*Your objective*
Scan the data below and report how many lines include the word "国内空港旅客数". Nothing else is wanted.
-- Begin Provided data --
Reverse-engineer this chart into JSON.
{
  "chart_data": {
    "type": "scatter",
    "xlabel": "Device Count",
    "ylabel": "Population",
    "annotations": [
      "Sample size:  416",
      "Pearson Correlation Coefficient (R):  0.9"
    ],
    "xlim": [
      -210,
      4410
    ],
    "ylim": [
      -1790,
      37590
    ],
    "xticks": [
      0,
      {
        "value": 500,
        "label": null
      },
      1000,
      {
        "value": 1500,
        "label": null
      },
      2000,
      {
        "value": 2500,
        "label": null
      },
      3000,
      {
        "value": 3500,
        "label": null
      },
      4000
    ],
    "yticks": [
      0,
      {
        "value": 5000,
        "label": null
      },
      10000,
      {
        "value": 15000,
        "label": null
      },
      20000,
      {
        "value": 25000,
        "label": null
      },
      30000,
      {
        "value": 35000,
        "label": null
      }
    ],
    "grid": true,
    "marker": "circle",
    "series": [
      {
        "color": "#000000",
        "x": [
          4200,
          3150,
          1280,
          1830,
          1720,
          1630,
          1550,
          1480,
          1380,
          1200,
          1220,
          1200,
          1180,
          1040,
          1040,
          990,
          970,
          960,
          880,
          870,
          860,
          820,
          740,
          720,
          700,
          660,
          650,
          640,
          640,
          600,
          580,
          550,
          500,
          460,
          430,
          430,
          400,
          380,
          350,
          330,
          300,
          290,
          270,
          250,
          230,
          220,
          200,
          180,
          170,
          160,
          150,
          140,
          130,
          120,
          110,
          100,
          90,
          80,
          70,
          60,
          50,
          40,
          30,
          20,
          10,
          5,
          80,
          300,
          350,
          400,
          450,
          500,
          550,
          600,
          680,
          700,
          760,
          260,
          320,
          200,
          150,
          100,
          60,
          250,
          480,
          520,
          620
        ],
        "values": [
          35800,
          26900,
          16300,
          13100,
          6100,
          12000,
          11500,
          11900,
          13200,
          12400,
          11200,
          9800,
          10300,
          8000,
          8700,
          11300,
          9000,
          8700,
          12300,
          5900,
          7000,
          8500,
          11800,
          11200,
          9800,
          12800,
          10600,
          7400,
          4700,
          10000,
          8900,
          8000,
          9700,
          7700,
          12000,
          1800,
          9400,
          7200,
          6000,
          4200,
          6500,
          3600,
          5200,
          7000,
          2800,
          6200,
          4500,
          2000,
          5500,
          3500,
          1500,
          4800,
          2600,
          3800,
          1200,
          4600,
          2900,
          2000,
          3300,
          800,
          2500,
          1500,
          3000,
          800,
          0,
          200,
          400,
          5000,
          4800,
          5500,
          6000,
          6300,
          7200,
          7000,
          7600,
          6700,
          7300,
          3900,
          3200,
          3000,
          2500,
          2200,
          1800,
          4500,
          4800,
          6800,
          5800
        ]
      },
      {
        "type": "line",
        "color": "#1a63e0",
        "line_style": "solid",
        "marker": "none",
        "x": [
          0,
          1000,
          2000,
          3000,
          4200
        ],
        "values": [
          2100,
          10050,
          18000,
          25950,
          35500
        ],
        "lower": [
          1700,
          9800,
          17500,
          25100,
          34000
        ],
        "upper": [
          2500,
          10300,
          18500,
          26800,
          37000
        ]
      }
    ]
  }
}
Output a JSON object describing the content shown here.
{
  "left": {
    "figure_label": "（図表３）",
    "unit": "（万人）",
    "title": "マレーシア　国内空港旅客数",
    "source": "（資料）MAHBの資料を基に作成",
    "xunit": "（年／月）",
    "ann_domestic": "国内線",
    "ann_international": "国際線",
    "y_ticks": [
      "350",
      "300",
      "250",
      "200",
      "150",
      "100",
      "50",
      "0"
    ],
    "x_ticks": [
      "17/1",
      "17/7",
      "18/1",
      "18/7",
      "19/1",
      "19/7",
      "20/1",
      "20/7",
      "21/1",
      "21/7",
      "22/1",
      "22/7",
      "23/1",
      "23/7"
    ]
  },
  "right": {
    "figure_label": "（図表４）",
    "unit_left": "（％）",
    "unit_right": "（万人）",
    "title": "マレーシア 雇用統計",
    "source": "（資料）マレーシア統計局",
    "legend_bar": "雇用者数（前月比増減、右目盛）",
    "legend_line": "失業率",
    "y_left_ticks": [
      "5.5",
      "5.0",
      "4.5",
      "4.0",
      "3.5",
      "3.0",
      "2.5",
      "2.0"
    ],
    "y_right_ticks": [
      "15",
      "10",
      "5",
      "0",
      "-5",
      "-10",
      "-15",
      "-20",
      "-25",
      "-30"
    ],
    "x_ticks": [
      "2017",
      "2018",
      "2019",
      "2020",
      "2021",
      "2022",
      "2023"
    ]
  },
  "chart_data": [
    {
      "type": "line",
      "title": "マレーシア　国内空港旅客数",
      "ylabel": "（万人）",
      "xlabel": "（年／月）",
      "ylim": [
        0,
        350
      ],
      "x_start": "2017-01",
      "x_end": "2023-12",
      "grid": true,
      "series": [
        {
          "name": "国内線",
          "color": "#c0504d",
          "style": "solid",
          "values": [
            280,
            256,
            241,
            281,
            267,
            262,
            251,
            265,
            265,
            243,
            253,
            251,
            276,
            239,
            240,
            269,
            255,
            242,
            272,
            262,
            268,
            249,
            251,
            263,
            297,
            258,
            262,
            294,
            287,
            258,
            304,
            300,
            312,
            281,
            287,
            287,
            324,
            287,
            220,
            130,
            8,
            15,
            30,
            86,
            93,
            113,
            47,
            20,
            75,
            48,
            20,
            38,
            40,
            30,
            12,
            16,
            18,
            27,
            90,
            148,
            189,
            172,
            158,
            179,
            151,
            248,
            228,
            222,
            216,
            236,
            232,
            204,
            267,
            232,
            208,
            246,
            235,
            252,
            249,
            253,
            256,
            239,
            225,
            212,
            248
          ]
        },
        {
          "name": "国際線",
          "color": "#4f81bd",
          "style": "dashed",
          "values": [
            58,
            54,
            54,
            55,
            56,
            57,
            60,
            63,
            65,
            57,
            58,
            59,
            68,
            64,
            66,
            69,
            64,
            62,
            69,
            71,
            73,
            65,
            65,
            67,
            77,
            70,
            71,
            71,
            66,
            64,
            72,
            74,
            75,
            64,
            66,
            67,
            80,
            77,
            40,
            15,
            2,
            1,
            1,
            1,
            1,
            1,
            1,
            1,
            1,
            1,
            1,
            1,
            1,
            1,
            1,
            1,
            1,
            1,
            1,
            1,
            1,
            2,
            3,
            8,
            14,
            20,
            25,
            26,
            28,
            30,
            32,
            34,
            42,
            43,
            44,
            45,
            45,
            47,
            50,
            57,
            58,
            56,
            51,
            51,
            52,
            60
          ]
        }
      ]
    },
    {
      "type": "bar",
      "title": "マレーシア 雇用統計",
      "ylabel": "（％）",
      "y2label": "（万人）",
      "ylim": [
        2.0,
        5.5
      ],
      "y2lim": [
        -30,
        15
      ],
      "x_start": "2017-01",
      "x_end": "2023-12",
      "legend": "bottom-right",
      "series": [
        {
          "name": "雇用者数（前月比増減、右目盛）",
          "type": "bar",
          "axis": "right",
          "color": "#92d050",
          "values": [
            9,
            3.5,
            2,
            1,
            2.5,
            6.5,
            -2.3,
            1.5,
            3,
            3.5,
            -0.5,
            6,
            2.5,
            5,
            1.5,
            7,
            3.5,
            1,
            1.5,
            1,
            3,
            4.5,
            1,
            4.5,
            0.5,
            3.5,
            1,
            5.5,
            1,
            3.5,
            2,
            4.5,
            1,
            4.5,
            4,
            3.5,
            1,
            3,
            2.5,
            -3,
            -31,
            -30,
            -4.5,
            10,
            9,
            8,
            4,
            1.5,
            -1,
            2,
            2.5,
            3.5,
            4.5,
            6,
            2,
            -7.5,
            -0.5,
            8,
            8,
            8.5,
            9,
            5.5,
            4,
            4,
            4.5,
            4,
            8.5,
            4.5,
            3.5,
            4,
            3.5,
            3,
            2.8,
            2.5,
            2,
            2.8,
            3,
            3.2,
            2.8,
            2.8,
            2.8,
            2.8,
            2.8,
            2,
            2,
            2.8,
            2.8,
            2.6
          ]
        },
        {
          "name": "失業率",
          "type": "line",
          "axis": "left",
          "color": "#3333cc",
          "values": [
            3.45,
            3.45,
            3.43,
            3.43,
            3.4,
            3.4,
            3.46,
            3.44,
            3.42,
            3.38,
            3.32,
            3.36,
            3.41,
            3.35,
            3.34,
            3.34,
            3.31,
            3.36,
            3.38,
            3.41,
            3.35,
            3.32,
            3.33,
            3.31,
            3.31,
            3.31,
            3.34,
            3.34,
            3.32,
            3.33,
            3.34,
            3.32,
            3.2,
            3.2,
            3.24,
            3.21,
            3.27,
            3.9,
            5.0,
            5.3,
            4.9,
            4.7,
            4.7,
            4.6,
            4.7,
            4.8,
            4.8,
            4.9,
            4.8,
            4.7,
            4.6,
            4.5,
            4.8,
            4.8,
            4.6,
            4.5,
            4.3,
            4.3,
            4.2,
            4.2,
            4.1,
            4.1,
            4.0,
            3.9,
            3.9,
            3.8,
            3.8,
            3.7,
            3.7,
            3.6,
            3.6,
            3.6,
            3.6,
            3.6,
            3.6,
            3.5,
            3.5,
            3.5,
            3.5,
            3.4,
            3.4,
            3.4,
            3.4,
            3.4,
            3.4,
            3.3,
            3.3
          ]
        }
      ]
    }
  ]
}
-- End Provided data --
*Task answer*
2